→ Dataset entries
※ ※ ※

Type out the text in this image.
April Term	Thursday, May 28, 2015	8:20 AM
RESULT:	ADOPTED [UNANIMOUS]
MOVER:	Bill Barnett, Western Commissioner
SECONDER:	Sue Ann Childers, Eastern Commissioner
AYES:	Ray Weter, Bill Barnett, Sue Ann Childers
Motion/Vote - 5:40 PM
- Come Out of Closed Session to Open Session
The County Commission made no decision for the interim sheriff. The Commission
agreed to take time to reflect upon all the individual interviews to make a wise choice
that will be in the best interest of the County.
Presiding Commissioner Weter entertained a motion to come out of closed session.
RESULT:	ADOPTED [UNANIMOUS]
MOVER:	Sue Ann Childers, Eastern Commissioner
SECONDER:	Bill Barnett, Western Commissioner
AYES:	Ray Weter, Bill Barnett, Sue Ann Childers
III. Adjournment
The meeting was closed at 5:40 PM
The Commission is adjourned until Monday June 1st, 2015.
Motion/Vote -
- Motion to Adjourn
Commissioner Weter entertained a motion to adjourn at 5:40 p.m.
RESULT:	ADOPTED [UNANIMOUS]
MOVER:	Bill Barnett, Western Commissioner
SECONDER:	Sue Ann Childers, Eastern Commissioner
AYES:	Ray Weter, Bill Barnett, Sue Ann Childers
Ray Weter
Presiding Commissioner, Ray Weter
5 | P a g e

※ ※ ※

Write the entries again, exactly as they stand.

Type out the text in this image.
April Term	Thursday, May 28, 2015	8:20 AM
RESULT:	ADOPTED [UNANIMOUS]
MOVER:	Bill Barnett, Western Commissioner
SECONDER:	Sue Ann Childers, Eastern Commissioner
AYES:	Ray Weter, Bill Barnett, Sue Ann Childers
Motion/Vote - 5:40 PM
- Come Out of Closed Session to Open Session
The County Commission made no decision for the interim sheriff. The Commission
agreed to take time to reflect upon all the individual interviews to make a wise choice
that will be in the best interest of the County.
Presiding Commissioner Weter entertained a motion to come out of closed session.
RESULT:	ADOPTED [UNANIMOUS]
MOVER:	Sue Ann Childers, Eastern Commissioner
SECONDER:	Bill Barnett, Western Commissioner
AYES:	Ray Weter, Bill Barnett, Sue Ann Childers
III. Adjournment
The meeting was closed at 5:40 PM
The Commission is adjourned until Monday June 1st, 2015.
Motion/Vote -
- Motion to Adjourn
Commissioner Weter entertained a motion to adjourn at 5:40 p.m.
RESULT:	ADOPTED [UNANIMOUS]
MOVER:	Bill Barnett, Western Commissioner
SECONDER:	Sue Ann Childers, Eastern Commissioner
AYES:	Ray Weter, Bill Barnett, Sue Ann Childers
Ray Weter
Presiding Commissioner, Ray Weter
5 | P a g e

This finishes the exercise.